* _RECORDS TO PROCESS_
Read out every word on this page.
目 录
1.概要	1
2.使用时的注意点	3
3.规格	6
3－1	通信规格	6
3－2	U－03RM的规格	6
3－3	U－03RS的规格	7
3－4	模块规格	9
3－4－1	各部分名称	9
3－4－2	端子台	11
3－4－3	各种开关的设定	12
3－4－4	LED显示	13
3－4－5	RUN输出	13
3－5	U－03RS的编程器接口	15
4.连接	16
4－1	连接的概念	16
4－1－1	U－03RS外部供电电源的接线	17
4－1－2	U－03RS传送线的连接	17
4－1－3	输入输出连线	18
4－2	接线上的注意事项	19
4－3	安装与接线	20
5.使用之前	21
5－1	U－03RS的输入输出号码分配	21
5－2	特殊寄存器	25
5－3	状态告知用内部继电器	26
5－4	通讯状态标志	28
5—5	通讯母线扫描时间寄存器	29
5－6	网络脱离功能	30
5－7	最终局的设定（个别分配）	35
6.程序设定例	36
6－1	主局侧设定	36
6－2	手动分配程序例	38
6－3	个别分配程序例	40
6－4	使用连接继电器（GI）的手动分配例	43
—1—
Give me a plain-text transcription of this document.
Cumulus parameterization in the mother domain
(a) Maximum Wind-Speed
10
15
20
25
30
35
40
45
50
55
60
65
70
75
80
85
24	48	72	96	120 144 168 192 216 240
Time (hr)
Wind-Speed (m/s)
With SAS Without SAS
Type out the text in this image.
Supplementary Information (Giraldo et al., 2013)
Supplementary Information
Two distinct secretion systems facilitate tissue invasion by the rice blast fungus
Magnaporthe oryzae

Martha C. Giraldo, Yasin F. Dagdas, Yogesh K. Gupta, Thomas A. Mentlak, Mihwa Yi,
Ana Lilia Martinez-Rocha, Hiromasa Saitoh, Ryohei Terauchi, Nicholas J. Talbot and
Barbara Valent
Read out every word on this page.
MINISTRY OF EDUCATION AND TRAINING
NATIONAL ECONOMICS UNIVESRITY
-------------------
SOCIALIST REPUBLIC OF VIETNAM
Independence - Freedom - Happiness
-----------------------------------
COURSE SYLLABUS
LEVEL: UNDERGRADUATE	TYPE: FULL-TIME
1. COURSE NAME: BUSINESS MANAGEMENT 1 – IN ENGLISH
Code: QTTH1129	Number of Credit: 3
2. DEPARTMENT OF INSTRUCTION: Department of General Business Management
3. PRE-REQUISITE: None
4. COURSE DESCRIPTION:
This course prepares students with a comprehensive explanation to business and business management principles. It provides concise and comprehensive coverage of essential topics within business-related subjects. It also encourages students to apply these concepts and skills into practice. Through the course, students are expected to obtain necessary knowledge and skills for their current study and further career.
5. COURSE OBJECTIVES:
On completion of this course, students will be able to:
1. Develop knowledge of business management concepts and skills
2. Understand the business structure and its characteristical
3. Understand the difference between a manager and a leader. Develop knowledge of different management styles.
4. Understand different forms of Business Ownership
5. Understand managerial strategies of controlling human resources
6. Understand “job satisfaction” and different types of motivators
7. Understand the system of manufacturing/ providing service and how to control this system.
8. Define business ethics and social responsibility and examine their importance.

* _REQUIREMENTS_
Of the lines in the listing, how many hold the word "students"? Nothing but the number is needed.

* _THE RESULT_
2